# Problem requirements
From the listing below, pull out every line where the string "this" appears.

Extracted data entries

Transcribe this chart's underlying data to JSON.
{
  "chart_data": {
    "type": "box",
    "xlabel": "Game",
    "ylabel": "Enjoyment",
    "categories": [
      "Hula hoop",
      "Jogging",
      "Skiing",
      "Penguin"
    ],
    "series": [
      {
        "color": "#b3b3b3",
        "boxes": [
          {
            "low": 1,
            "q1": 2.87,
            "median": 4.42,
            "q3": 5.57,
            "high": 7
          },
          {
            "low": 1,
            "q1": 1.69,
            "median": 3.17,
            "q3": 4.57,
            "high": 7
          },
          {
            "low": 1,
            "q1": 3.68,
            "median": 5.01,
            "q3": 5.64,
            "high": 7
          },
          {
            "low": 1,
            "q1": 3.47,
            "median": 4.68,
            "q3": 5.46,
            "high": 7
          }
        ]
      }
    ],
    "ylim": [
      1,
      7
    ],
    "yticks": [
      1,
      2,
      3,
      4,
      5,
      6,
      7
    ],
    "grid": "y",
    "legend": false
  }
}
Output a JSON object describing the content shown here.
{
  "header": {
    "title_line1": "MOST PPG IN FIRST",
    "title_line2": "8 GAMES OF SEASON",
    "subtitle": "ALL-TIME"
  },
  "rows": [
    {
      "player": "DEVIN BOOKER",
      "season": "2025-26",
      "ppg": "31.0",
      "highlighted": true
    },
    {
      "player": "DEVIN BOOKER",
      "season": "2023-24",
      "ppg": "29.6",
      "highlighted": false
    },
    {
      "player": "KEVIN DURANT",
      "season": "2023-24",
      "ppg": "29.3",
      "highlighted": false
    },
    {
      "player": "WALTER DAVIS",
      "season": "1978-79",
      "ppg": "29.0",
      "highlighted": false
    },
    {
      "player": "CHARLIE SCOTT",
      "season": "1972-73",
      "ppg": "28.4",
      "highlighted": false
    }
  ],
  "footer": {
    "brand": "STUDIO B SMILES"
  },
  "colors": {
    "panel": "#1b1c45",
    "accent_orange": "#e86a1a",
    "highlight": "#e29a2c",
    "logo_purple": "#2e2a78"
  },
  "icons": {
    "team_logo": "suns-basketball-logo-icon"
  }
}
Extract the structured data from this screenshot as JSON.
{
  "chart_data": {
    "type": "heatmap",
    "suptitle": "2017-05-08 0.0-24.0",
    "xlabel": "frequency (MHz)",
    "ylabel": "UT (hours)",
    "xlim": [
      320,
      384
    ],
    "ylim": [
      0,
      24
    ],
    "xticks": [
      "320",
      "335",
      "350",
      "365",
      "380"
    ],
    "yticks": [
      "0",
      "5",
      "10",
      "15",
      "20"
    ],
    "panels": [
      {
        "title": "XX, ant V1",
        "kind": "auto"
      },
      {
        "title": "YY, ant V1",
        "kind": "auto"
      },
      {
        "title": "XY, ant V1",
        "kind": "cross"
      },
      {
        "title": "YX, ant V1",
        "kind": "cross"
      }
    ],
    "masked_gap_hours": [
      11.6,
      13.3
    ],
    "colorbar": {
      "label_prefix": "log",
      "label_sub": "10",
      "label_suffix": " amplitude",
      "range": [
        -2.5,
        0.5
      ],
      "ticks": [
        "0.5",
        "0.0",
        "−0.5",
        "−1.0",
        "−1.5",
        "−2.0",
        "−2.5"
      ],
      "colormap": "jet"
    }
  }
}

# Written reply
Transcribe this chart's underlying data to JSON.
Extract the structured data from this screenshot as JSON.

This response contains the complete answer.